→ Data records
►

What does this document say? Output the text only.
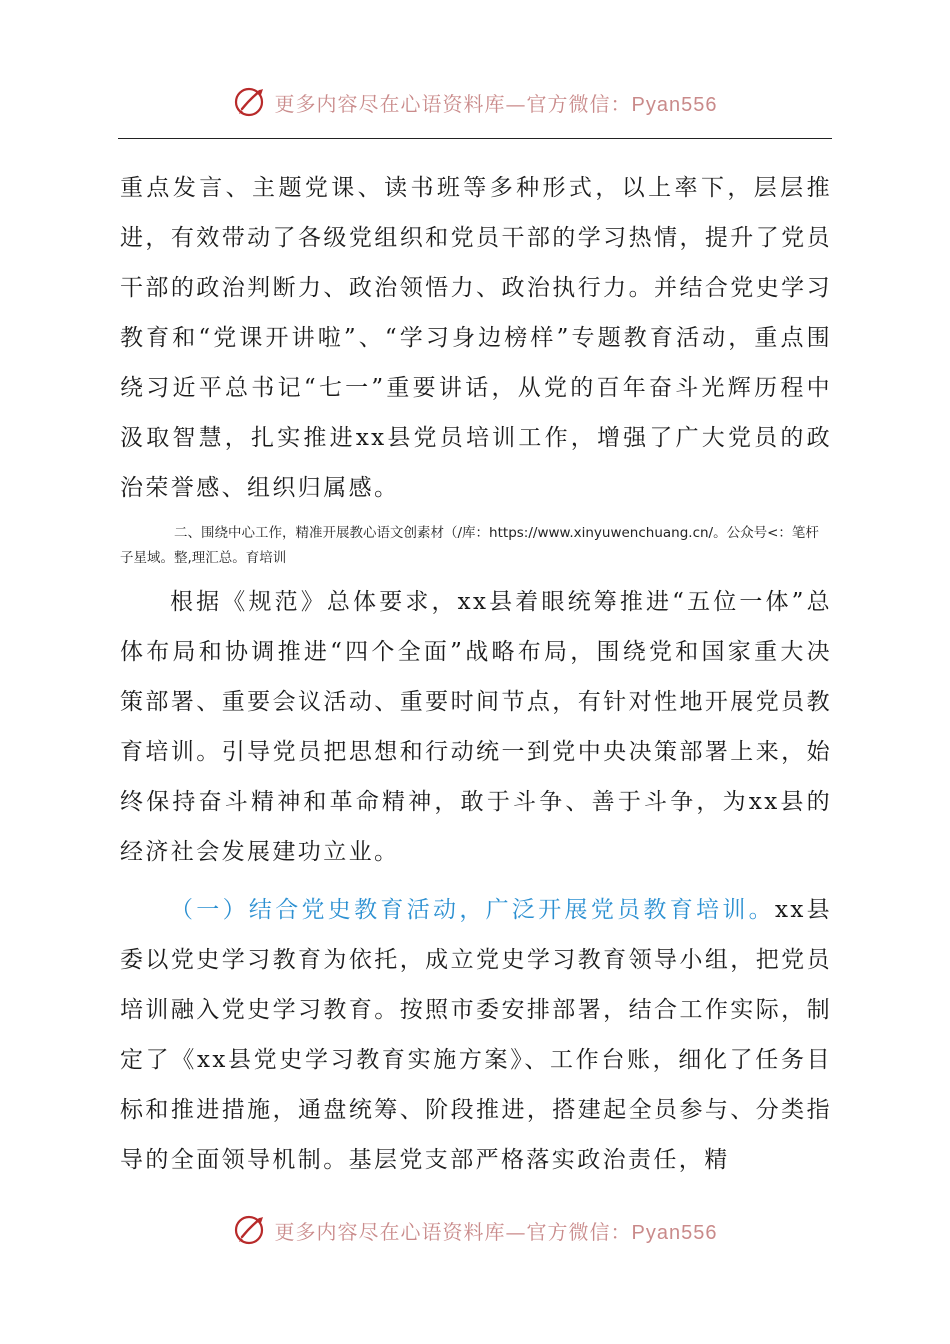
更多内容尽在心语资料库—官方微信：Pyan556

重点发言、主题党课、读书班等多种形式，以上率下，层层推进，有效带动了各级党组织和党员干部的学习热情，提升了党员干部的政治判断力、政治领悟力、政治执行力。并结合党史学习教育和“党课开讲啦”、“学习身边榜样”专题教育活动，重点围绕习近平总书记“七一”重要讲话，从党的百年奋斗光辉历程中汲取智慧，扎实推进xx县党员培训工作，增强了广大党员的政治荣誉感、组织归属感。

二、围绕中心工作，精准开展教心语文创素材（/库：https://www.xinyuwenchuang.cn/。公众号<：笔杆子星域。整,理汇总。育培训

根据《规范》总体要求，xx县着眼统筹推进“五位一体”总体布局和协调推进“四个全面”战略布局，围绕党和国家重大决策部署、重要会议活动、重要时间节点，有针对性地开展党员教育培训。引导党员把思想和行动统一到党中央决策部署上来，始终保持奋斗精神和革命精神，敢于斗争、善于斗争，为xx县的经济社会发展建功立业。

（一）结合党史教育活动，广泛开展党员教育培训。xx县委以党史学习教育为依托，成立党史学习教育领导小组，把党员培训融入党史学习教育。按照市委安排部署，结合工作实际，制定了《xx县党史学习教育实施方案》、工作台账，细化了任务目标和推进措施，通盘统筹、阶段推进，搭建起全员参与、分类指导的全面领导机制。基层党支部严格落实政治责任，精

更多内容尽在心语资料库—官方微信：Pyan556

◄

→ Request
Output a faithful copy of the data, with each picture left out.

→ Task solution
What does this document say? Output the text only.
更多内容尽在心语资料库—官方微信：Pyan556

重点发言、主题党课、读书班等多种形式，以上率下，层层推进，有效带动了各级党组织和党员干部的学习热情，提升了党员干部的政治判断力、政治领悟力、政治执行力。并结合党史学习教育和“党课开讲啦”、“学习身边榜样”专题教育活动，重点围绕习近平总书记“七一”重要讲话，从党的百年奋斗光辉历程中汲取智慧，扎实推进xx县党员培训工作，增强了广大党员的政治荣誉感、组织归属感。

二、围绕中心工作，精准开展教心语文创素材（/库：https://www.xinyuwenchuang.cn/。公众号<：笔杆子星域。整,理汇总。育培训

根据《规范》总体要求，xx县着眼统筹推进“五位一体”总体布局和协调推进“四个全面”战略布局，围绕党和国家重大决策部署、重要会议活动、重要时间节点，有针对性地开展党员教育培训。引导党员把思想和行动统一到党中央决策部署上来，始终保持奋斗精神和革命精神，敢于斗争、善于斗争，为xx县的经济社会发展建功立业。

（一）结合党史教育活动，广泛开展党员教育培训。xx县委以党史学习教育为依托，成立党史学习教育领导小组，把党员培训融入党史学习教育。按照市委安排部署，结合工作实际，制定了《xx县党史学习教育实施方案》、工作台账，细化了任务目标和推进措施，通盘统筹、阶段推进，搭建起全员参与、分类指导的全面领导机制。基层党支部严格落实政治责任，精

更多内容尽在心语资料库—官方微信：Pyan556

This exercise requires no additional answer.